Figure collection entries
┌──

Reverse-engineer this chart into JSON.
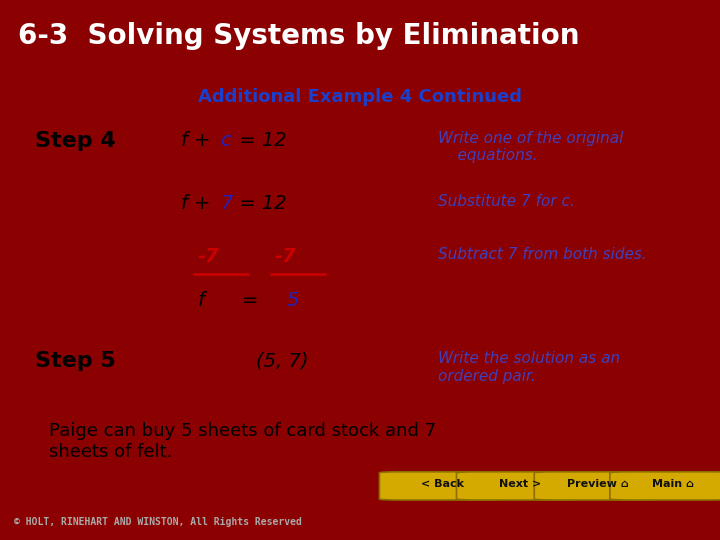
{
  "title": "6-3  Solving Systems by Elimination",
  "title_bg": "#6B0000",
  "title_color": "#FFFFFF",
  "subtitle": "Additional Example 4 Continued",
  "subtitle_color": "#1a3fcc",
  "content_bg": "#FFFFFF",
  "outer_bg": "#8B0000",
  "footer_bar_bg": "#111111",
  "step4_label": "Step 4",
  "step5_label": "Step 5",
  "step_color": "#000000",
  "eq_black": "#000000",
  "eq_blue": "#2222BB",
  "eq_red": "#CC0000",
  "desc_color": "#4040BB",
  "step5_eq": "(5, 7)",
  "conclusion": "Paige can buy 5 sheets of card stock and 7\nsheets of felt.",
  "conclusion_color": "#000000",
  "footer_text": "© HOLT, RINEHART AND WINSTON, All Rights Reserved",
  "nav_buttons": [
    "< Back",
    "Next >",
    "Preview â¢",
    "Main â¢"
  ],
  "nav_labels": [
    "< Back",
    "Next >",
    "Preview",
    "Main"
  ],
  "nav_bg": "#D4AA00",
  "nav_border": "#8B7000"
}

└──

§ **TASK PROMPT**
Every record is to be reproduced exactly, with no pictures included.

§ **THE OUTPUT**
Reverse-engineer this chart into JSON.
{
  "title": "6-3  Solving Systems by Elimination",
  "title_bg": "#6B0000",
  "title_color": "#FFFFFF",
  "subtitle": "Additional Example 4 Continued",
  "subtitle_color": "#1a3fcc",
  "content_bg": "#FFFFFF",
  "outer_bg": "#8B0000",
  "footer_bar_bg": "#111111",
  "step4_label": "Step 4",
  "step5_label": "Step 5",
  "step_color": "#000000",
  "eq_black": "#000000",
  "eq_blue": "#2222BB",
  "eq_red": "#CC0000",
  "desc_color": "#4040BB",
  "step5_eq": "(5, 7)",
  "conclusion": "Paige can buy 5 sheets of card stock and 7\nsheets of felt.",
  "conclusion_color": "#000000",
  "footer_text": "© HOLT, RINEHART AND WINSTON, All Rights Reserved",
  "nav_buttons": [
    "< Back",
    "Next >",
    "Preview â¢",
    "Main â¢"
  ],
  "nav_labels": [
    "< Back",
    "Next >",
    "Preview",
    "Main"
  ],
  "nav_bg": "#D4AA00",
  "nav_border": "#8B7000"
}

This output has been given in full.